◆ **Your instructions**: Repeat each entry as written, dropping any picture you find.

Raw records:

----

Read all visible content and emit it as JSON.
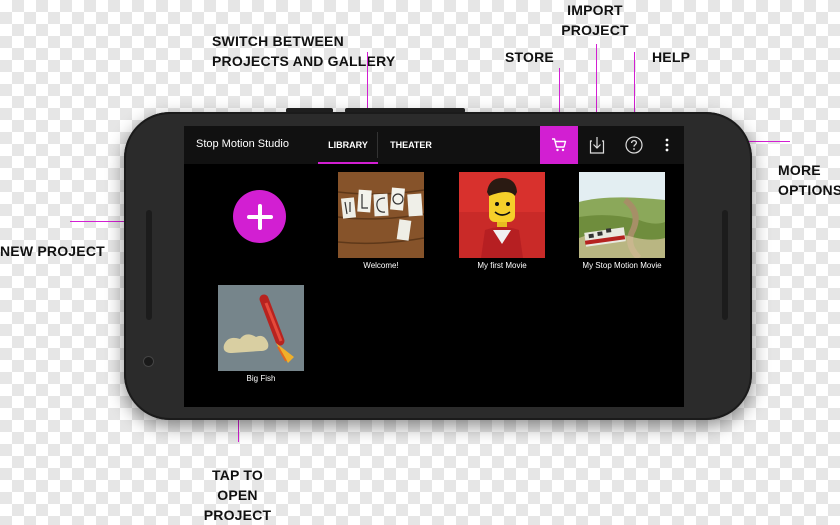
{
  "callouts": {
    "switch": "SWITCH BETWEEN PROJECTS AND GALLERY",
    "import": "IMPORT PROJECT",
    "store": "STORE",
    "help": "HELP",
    "more": "MORE OPTIONS",
    "new_project": "NEW PROJECT",
    "tap_to_open": "TAP TO OPEN PROJECT"
  },
  "app": {
    "title": "Stop Motion Studio",
    "tabs": [
      {
        "label": "LIBRARY",
        "active": true
      },
      {
        "label": "THEATER",
        "active": false
      }
    ],
    "icons": [
      "cart-icon",
      "import-icon",
      "help-icon",
      "more-vert-icon"
    ]
  },
  "library": {
    "projects": [
      {
        "caption": "Welcome!"
      },
      {
        "caption": "My first Movie"
      },
      {
        "caption": "My Stop Motion Movie"
      },
      {
        "caption": "Big Fish"
      }
    ]
  },
  "colors": {
    "accent": "#d21fd2",
    "screen_bg": "#000000",
    "appbar_bg": "#111111",
    "phone_body": "#2b2b2b"
  }
}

----

◆ **Exercise result**:
Read all visible content and emit it as JSON.
{
  "callouts": {
    "switch": "SWITCH BETWEEN PROJECTS AND GALLERY",
    "import": "IMPORT PROJECT",
    "store": "STORE",
    "help": "HELP",
    "more": "MORE OPTIONS",
    "new_project": "NEW PROJECT",
    "tap_to_open": "TAP TO OPEN PROJECT"
  },
  "app": {
    "title": "Stop Motion Studio",
    "tabs": [
      {
        "label": "LIBRARY",
        "active": true
      },
      {
        "label": "THEATER",
        "active": false
      }
    ],
    "icons": [
      "cart-icon",
      "import-icon",
      "help-icon",
      "more-vert-icon"
    ]
  },
  "library": {
    "projects": [
      {
        "caption": "Welcome!"
      },
      {
        "caption": "My first Movie"
      },
      {
        "caption": "My Stop Motion Movie"
      },
      {
        "caption": "Big Fish"
      }
    ]
  },
  "colors": {
    "accent": "#d21fd2",
    "screen_bg": "#000000",
    "appbar_bg": "#111111",
    "phone_body": "#2b2b2b"
  }
}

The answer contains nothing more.